▸ Written task: Return the lines where the word "точечным" occurs.

=====

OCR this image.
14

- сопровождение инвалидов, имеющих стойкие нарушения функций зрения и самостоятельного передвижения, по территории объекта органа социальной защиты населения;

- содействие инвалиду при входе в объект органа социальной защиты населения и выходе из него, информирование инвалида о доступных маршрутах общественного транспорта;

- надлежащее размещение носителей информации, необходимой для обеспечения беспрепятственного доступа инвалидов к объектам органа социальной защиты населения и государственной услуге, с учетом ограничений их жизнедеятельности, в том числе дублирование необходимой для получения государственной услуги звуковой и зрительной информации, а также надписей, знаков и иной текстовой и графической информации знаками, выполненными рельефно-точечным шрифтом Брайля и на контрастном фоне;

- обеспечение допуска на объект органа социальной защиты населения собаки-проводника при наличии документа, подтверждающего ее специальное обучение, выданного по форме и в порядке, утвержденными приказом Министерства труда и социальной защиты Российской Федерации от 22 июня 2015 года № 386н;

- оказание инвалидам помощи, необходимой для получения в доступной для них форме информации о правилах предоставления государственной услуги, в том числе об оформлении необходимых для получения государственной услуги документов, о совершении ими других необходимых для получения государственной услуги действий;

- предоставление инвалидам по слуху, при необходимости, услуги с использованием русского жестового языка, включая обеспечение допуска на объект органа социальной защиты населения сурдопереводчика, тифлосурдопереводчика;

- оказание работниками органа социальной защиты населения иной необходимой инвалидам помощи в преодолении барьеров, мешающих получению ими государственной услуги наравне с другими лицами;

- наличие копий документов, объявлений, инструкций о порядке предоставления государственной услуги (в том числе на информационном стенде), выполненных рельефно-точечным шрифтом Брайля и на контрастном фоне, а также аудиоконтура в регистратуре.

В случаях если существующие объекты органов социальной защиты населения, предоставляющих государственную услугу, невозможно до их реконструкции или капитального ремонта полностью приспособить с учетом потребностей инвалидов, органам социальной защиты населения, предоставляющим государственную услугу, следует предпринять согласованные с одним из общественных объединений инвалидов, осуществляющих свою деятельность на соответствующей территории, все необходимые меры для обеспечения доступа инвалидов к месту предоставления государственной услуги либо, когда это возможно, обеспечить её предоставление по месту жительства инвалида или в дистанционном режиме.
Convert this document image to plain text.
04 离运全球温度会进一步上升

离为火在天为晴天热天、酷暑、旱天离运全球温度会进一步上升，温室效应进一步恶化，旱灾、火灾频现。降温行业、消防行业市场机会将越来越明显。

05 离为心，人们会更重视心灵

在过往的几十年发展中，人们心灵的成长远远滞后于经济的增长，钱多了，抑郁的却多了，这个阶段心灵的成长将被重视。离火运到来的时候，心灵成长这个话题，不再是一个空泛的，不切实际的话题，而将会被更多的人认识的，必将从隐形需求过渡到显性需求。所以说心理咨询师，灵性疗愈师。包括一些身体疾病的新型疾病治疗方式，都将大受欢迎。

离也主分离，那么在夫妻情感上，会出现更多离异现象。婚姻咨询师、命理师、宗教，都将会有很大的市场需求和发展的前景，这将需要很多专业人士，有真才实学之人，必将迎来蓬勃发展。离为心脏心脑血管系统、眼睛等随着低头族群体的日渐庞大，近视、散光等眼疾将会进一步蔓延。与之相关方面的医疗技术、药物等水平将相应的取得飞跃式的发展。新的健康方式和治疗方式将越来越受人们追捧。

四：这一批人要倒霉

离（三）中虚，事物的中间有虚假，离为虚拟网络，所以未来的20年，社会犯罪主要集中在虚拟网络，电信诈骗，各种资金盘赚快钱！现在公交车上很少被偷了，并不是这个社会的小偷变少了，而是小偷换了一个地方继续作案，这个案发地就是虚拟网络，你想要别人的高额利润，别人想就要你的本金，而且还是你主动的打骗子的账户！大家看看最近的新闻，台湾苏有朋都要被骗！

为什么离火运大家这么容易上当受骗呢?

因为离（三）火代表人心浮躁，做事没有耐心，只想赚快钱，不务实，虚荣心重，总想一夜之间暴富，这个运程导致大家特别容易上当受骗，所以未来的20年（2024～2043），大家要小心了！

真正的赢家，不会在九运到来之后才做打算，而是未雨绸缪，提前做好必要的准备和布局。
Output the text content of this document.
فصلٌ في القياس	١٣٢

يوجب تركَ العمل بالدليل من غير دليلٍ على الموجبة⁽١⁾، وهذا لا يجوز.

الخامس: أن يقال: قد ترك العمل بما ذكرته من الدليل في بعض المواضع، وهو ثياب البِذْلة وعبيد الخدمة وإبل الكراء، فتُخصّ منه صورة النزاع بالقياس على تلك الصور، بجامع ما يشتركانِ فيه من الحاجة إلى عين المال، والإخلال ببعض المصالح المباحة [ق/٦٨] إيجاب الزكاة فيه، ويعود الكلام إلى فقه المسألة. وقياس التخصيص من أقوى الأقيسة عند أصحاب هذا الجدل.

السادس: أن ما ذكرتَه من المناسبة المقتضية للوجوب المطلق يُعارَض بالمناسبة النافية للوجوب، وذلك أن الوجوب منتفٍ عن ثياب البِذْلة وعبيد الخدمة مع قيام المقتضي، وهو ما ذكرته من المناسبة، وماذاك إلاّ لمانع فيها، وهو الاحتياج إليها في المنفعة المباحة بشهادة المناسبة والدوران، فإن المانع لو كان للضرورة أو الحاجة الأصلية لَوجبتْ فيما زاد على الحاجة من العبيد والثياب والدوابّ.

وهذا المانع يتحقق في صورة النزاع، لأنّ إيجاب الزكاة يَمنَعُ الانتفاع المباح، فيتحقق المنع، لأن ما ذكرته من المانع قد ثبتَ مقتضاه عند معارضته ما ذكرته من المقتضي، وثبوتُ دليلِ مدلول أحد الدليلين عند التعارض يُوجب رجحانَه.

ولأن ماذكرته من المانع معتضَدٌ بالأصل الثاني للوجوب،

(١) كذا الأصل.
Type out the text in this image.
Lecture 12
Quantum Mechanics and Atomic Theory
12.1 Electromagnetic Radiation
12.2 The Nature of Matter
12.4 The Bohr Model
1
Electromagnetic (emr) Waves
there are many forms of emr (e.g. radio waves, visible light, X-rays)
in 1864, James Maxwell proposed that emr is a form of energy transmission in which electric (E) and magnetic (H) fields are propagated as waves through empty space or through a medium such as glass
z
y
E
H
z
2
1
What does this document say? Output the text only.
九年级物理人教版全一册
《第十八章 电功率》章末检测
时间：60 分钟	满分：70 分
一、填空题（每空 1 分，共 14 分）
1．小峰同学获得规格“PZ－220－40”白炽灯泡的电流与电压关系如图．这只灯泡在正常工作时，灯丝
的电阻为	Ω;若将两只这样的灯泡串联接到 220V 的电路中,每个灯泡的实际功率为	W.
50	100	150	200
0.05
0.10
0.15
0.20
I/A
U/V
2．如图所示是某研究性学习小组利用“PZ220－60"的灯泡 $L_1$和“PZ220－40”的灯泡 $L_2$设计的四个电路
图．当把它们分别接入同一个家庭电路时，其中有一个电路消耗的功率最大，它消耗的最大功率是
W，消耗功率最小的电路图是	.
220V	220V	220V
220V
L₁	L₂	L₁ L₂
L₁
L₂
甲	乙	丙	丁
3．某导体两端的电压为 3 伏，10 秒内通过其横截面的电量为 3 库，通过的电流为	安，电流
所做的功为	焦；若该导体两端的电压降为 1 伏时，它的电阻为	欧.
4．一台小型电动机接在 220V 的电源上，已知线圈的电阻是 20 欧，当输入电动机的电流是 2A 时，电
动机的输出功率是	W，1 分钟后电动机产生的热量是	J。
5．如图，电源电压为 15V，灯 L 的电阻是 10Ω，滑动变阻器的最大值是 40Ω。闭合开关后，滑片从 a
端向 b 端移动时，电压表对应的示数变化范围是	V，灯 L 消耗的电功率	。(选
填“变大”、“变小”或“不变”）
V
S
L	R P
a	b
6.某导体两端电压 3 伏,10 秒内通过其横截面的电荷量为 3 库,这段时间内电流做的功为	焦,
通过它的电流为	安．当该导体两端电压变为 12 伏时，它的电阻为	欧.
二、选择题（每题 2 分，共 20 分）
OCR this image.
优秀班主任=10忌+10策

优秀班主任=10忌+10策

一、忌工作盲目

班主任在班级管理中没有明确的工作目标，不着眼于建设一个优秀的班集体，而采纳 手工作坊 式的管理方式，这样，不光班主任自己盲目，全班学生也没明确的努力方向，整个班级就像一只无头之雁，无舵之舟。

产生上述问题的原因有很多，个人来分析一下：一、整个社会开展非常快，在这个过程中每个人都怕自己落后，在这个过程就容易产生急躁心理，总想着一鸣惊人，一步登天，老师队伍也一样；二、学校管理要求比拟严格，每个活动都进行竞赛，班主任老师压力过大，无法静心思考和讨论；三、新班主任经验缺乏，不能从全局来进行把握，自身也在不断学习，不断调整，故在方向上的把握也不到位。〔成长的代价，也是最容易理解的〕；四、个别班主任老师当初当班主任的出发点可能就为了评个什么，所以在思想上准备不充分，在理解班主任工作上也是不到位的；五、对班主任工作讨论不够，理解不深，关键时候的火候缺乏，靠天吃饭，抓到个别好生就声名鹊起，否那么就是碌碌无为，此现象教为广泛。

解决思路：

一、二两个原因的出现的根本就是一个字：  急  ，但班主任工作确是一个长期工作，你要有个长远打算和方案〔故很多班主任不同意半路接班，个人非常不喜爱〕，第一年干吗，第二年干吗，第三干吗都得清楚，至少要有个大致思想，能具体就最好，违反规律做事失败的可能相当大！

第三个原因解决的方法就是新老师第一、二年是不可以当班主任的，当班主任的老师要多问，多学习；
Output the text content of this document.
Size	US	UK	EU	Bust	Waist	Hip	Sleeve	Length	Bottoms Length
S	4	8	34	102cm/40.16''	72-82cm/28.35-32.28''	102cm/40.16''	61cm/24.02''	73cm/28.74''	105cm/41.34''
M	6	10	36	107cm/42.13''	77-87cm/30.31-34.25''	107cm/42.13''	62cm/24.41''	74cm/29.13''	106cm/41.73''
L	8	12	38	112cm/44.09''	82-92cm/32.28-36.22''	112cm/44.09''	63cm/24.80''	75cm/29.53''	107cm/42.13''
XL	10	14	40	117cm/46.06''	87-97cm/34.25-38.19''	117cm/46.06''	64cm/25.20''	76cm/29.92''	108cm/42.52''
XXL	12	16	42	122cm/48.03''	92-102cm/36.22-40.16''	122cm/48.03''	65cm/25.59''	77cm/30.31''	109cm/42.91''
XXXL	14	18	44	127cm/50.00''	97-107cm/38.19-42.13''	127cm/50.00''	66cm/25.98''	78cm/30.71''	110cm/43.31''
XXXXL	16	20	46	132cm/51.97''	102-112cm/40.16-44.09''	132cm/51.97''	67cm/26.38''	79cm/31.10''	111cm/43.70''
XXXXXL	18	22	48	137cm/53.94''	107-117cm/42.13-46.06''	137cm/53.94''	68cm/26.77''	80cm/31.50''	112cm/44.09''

=====

▸ Answer to the task:
- надлежащее размещение носителей информации, необходимой для обеспечения беспрепятственного доступа инвалидов к объектам органа социальной защиты населения и государственной услуге, с учетом ограничений их жизнедеятельности, в том числе дублирование необходимой для получения государственной услуги звуковой и зрительной информации, а также надписей, знаков и иной текстовой и графической информации знаками, выполненными рельефно-точечным шрифтом Брайля и на контрастном фоне;
- наличие копий документов, объявлений, инструкций о порядке предоставления государственной услуги (в том числе на информационном стенде), выполненных рельефно-точечным шрифтом Брайля и на контрастном фоне, а также аудиоконтура в регистратуре.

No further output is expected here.